>> Start DATA PROVIDED
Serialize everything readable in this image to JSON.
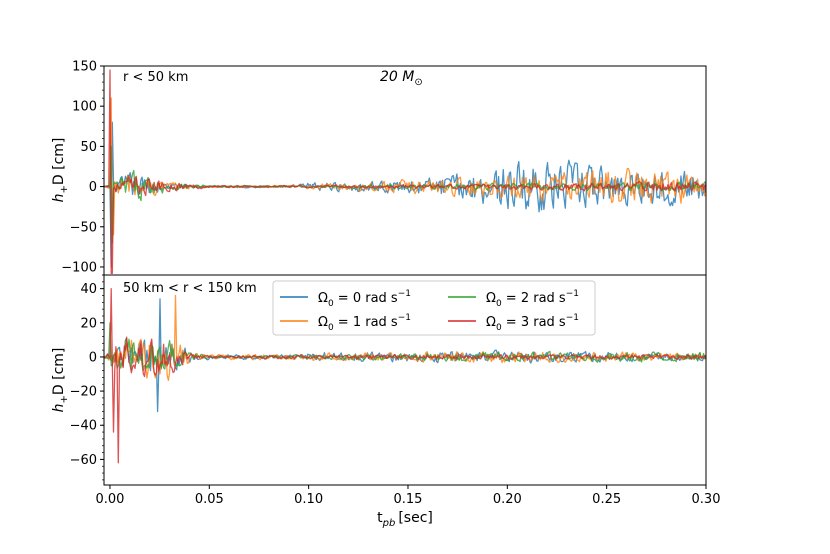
{
  "chart_data": [
    {
      "type": "line",
      "panel": "top",
      "annotation": "r < 50 km",
      "title": "20 M",
      "title_sub": "⊙",
      "ylabel": "h",
      "ylabel_sub": "+",
      "ylabel_rest": "D [cm]",
      "xlim": [
        -0.003,
        0.3
      ],
      "ylim": [
        -110,
        150
      ],
      "yticks": [
        -100,
        -50,
        0,
        50,
        100,
        150
      ],
      "ytick_labels": [
        "−100",
        "−50",
        "0",
        "50",
        "100",
        "150"
      ],
      "series": [
        {
          "name": "Ω0 = 0 rad s−1",
          "color": "#1f77b4",
          "envelope": [
            [
              0.0,
              5
            ],
            [
              0.01,
              25
            ],
            [
              0.03,
              6
            ],
            [
              0.05,
              2
            ],
            [
              0.09,
              2
            ],
            [
              0.1,
              7
            ],
            [
              0.15,
              12
            ],
            [
              0.18,
              25
            ],
            [
              0.2,
              45
            ],
            [
              0.22,
              45
            ],
            [
              0.25,
              35
            ],
            [
              0.28,
              30
            ],
            [
              0.3,
              25
            ]
          ],
          "peak": [
            [
              0.0005,
              -100
            ],
            [
              0.001,
              80
            ]
          ]
        },
        {
          "name": "Ω0 = 1 rad s−1",
          "color": "#ff7f0e",
          "envelope": [
            [
              0.0,
              5
            ],
            [
              0.01,
              30
            ],
            [
              0.03,
              8
            ],
            [
              0.05,
              2
            ],
            [
              0.09,
              2
            ],
            [
              0.1,
              4
            ],
            [
              0.15,
              12
            ],
            [
              0.2,
              20
            ],
            [
              0.25,
              30
            ],
            [
              0.3,
              30
            ]
          ],
          "peak": [
            [
              0.0008,
              110
            ],
            [
              0.0015,
              -60
            ]
          ]
        },
        {
          "name": "Ω0 = 2 rad s−1",
          "color": "#2ca02c",
          "envelope": [
            [
              0.0,
              5
            ],
            [
              0.01,
              28
            ],
            [
              0.03,
              8
            ],
            [
              0.05,
              2
            ],
            [
              0.1,
              2
            ],
            [
              0.15,
              4
            ],
            [
              0.2,
              6
            ],
            [
              0.25,
              8
            ],
            [
              0.3,
              8
            ]
          ],
          "peak": [
            [
              0.0006,
              50
            ],
            [
              0.0012,
              -70
            ]
          ]
        },
        {
          "name": "Ω0 = 3 rad s−1",
          "color": "#d62728",
          "envelope": [
            [
              0.0,
              5
            ],
            [
              0.01,
              20
            ],
            [
              0.03,
              8
            ],
            [
              0.05,
              2
            ],
            [
              0.1,
              2
            ],
            [
              0.15,
              3
            ],
            [
              0.2,
              5
            ],
            [
              0.25,
              8
            ],
            [
              0.3,
              10
            ]
          ],
          "peak": [
            [
              0.0003,
              145
            ],
            [
              0.0009,
              -108
            ]
          ]
        }
      ]
    },
    {
      "type": "line",
      "panel": "bottom",
      "annotation": "50 km < r < 150 km",
      "xlabel": "t",
      "xlabel_sub": "pb",
      "xlabel_rest": "[sec]",
      "ylabel": "h",
      "ylabel_sub": "+",
      "ylabel_rest": "D [cm]",
      "xlim": [
        -0.003,
        0.3
      ],
      "ylim": [
        -75,
        48
      ],
      "xticks": [
        0.0,
        0.05,
        0.1,
        0.15,
        0.2,
        0.25,
        0.3
      ],
      "xtick_labels": [
        "0.00",
        "0.05",
        "0.10",
        "0.15",
        "0.20",
        "0.25",
        "0.30"
      ],
      "yticks": [
        -60,
        -40,
        -20,
        0,
        20,
        40
      ],
      "ytick_labels": [
        "−60",
        "−40",
        "−20",
        "0",
        "20",
        "40"
      ],
      "series": [
        {
          "name": "Ω0 = 0 rad s−1",
          "color": "#1f77b4",
          "envelope": [
            [
              0.0,
              4
            ],
            [
              0.01,
              14
            ],
            [
              0.03,
              18
            ],
            [
              0.04,
              5
            ],
            [
              0.05,
              2
            ],
            [
              0.09,
              2
            ],
            [
              0.1,
              4
            ],
            [
              0.2,
              5
            ],
            [
              0.3,
              3
            ]
          ],
          "peak": [
            [
              0.024,
              -32
            ],
            [
              0.025,
              34
            ]
          ]
        },
        {
          "name": "Ω0 = 1 rad s−1",
          "color": "#ff7f0e",
          "envelope": [
            [
              0.0,
              6
            ],
            [
              0.01,
              18
            ],
            [
              0.03,
              20
            ],
            [
              0.04,
              5
            ],
            [
              0.05,
              2
            ],
            [
              0.1,
              3
            ],
            [
              0.2,
              5
            ],
            [
              0.3,
              3
            ]
          ],
          "peak": [
            [
              0.033,
              36
            ]
          ]
        },
        {
          "name": "Ω0 = 2 rad s−1",
          "color": "#2ca02c",
          "envelope": [
            [
              0.0,
              14
            ],
            [
              0.01,
              16
            ],
            [
              0.03,
              14
            ],
            [
              0.04,
              4
            ],
            [
              0.05,
              1
            ],
            [
              0.1,
              2
            ],
            [
              0.2,
              4
            ],
            [
              0.3,
              4
            ]
          ],
          "peak": [
            [
              0.0,
              20
            ]
          ]
        },
        {
          "name": "Ω0 = 3 rad s−1",
          "color": "#d62728",
          "envelope": [
            [
              0.0,
              25
            ],
            [
              0.01,
              20
            ],
            [
              0.03,
              14
            ],
            [
              0.04,
              3
            ],
            [
              0.05,
              1
            ],
            [
              0.1,
              2
            ],
            [
              0.2,
              2
            ],
            [
              0.3,
              2
            ]
          ],
          "peak": [
            [
              0.0005,
              40
            ],
            [
              0.002,
              -44
            ],
            [
              0.004,
              -62
            ]
          ]
        }
      ],
      "legend": {
        "placement": "top-center",
        "entries": [
          {
            "prefix": "Ω",
            "sub": "0",
            "mid": " = 0 rad s",
            "sup": "−1",
            "color": "#1f77b4"
          },
          {
            "prefix": "Ω",
            "sub": "0",
            "mid": " = 1 rad s",
            "sup": "−1",
            "color": "#ff7f0e"
          },
          {
            "prefix": "Ω",
            "sub": "0",
            "mid": " = 2 rad s",
            "sup": "−1",
            "color": "#2ca02c"
          },
          {
            "prefix": "Ω",
            "sub": "0",
            "mid": " = 3 rad s",
            "sup": "−1",
            "color": "#d62728"
          }
        ]
      }
    }
  ]
}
>> End DATA PROVIDED
- **WHAT YOU SHOULD DO**
Omit pictures; set down the rest of the material word for word.

- **EXERCISE RESPONSE**
Serialize everything readable in this image to JSON.
{
  "chart_data": [
    {
      "type": "line",
      "panel": "top",
      "annotation": "r < 50 km",
      "title": "20 M",
      "title_sub": "⊙",
      "ylabel": "h",
      "ylabel_sub": "+",
      "ylabel_rest": "D [cm]",
      "xlim": [
        -0.003,
        0.3
      ],
      "ylim": [
        -110,
        150
      ],
      "yticks": [
        -100,
        -50,
        0,
        50,
        100,
        150
      ],
      "ytick_labels": [
        "−100",
        "−50",
        "0",
        "50",
        "100",
        "150"
      ],
      "series": [
        {
          "name": "Ω0 = 0 rad s−1",
          "color": "#1f77b4",
          "envelope": [
            [
              0.0,
              5
            ],
            [
              0.01,
              25
            ],
            [
              0.03,
              6
            ],
            [
              0.05,
              2
            ],
            [
              0.09,
              2
            ],
            [
              0.1,
              7
            ],
            [
              0.15,
              12
            ],
            [
              0.18,
              25
            ],
            [
              0.2,
              45
            ],
            [
              0.22,
              45
            ],
            [
              0.25,
              35
            ],
            [
              0.28,
              30
            ],
            [
              0.3,
              25
            ]
          ],
          "peak": [
            [
              0.0005,
              -100
            ],
            [
              0.001,
              80
            ]
          ]
        },
        {
          "name": "Ω0 = 1 rad s−1",
          "color": "#ff7f0e",
          "envelope": [
            [
              0.0,
              5
            ],
            [
              0.01,
              30
            ],
            [
              0.03,
              8
            ],
            [
              0.05,
              2
            ],
            [
              0.09,
              2
            ],
            [
              0.1,
              4
            ],
            [
              0.15,
              12
            ],
            [
              0.2,
              20
            ],
            [
              0.25,
              30
            ],
            [
              0.3,
              30
            ]
          ],
          "peak": [
            [
              0.0008,
              110
            ],
            [
              0.0015,
              -60
            ]
          ]
        },
        {
          "name": "Ω0 = 2 rad s−1",
          "color": "#2ca02c",
          "envelope": [
            [
              0.0,
              5
            ],
            [
              0.01,
              28
            ],
            [
              0.03,
              8
            ],
            [
              0.05,
              2
            ],
            [
              0.1,
              2
            ],
            [
              0.15,
              4
            ],
            [
              0.2,
              6
            ],
            [
              0.25,
              8
            ],
            [
              0.3,
              8
            ]
          ],
          "peak": [
            [
              0.0006,
              50
            ],
            [
              0.0012,
              -70
            ]
          ]
        },
        {
          "name": "Ω0 = 3 rad s−1",
          "color": "#d62728",
          "envelope": [
            [
              0.0,
              5
            ],
            [
              0.01,
              20
            ],
            [
              0.03,
              8
            ],
            [
              0.05,
              2
            ],
            [
              0.1,
              2
            ],
            [
              0.15,
              3
            ],
            [
              0.2,
              5
            ],
            [
              0.25,
              8
            ],
            [
              0.3,
              10
            ]
          ],
          "peak": [
            [
              0.0003,
              145
            ],
            [
              0.0009,
              -108
            ]
          ]
        }
      ]
    },
    {
      "type": "line",
      "panel": "bottom",
      "annotation": "50 km < r < 150 km",
      "xlabel": "t",
      "xlabel_sub": "pb",
      "xlabel_rest": "[sec]",
      "ylabel": "h",
      "ylabel_sub": "+",
      "ylabel_rest": "D [cm]",
      "xlim": [
        -0.003,
        0.3
      ],
      "ylim": [
        -75,
        48
      ],
      "xticks": [
        0.0,
        0.05,
        0.1,
        0.15,
        0.2,
        0.25,
        0.3
      ],
      "xtick_labels": [
        "0.00",
        "0.05",
        "0.10",
        "0.15",
        "0.20",
        "0.25",
        "0.30"
      ],
      "yticks": [
        -60,
        -40,
        -20,
        0,
        20,
        40
      ],
      "ytick_labels": [
        "−60",
        "−40",
        "−20",
        "0",
        "20",
        "40"
      ],
      "series": [
        {
          "name": "Ω0 = 0 rad s−1",
          "color": "#1f77b4",
          "envelope": [
            [
              0.0,
              4
            ],
            [
              0.01,
              14
            ],
            [
              0.03,
              18
            ],
            [
              0.04,
              5
            ],
            [
              0.05,
              2
            ],
            [
              0.09,
              2
            ],
            [
              0.1,
              4
            ],
            [
              0.2,
              5
            ],
            [
              0.3,
              3
            ]
          ],
          "peak": [
            [
              0.024,
              -32
            ],
            [
              0.025,
              34
            ]
          ]
        },
        {
          "name": "Ω0 = 1 rad s−1",
          "color": "#ff7f0e",
          "envelope": [
            [
              0.0,
              6
            ],
            [
              0.01,
              18
            ],
            [
              0.03,
              20
            ],
            [
              0.04,
              5
            ],
            [
              0.05,
              2
            ],
            [
              0.1,
              3
            ],
            [
              0.2,
              5
            ],
            [
              0.3,
              3
            ]
          ],
          "peak": [
            [
              0.033,
              36
            ]
          ]
        },
        {
          "name": "Ω0 = 2 rad s−1",
          "color": "#2ca02c",
          "envelope": [
            [
              0.0,
              14
            ],
            [
              0.01,
              16
            ],
            [
              0.03,
              14
            ],
            [
              0.04,
              4
            ],
            [
              0.05,
              1
            ],
            [
              0.1,
              2
            ],
            [
              0.2,
              4
            ],
            [
              0.3,
              4
            ]
          ],
          "peak": [
            [
              0.0,
              20
            ]
          ]
        },
        {
          "name": "Ω0 = 3 rad s−1",
          "color": "#d62728",
          "envelope": [
            [
              0.0,
              25
            ],
            [
              0.01,
              20
            ],
            [
              0.03,
              14
            ],
            [
              0.04,
              3
            ],
            [
              0.05,
              1
            ],
            [
              0.1,
              2
            ],
            [
              0.2,
              2
            ],
            [
              0.3,
              2
            ]
          ],
          "peak": [
            [
              0.0005,
              40
            ],
            [
              0.002,
              -44
            ],
            [
              0.004,
              -62
            ]
          ]
        }
      ],
      "legend": {
        "placement": "top-center",
        "entries": [
          {
            "prefix": "Ω",
            "sub": "0",
            "mid": " = 0 rad s",
            "sup": "−1",
            "color": "#1f77b4"
          },
          {
            "prefix": "Ω",
            "sub": "0",
            "mid": " = 1 rad s",
            "sup": "−1",
            "color": "#ff7f0e"
          },
          {
            "prefix": "Ω",
            "sub": "0",
            "mid": " = 2 rad s",
            "sup": "−1",
            "color": "#2ca02c"
          },
          {
            "prefix": "Ω",
            "sub": "0",
            "mid": " = 3 rad s",
            "sup": "−1",
            "color": "#d62728"
          }
        ]
      }
    }
  ]
}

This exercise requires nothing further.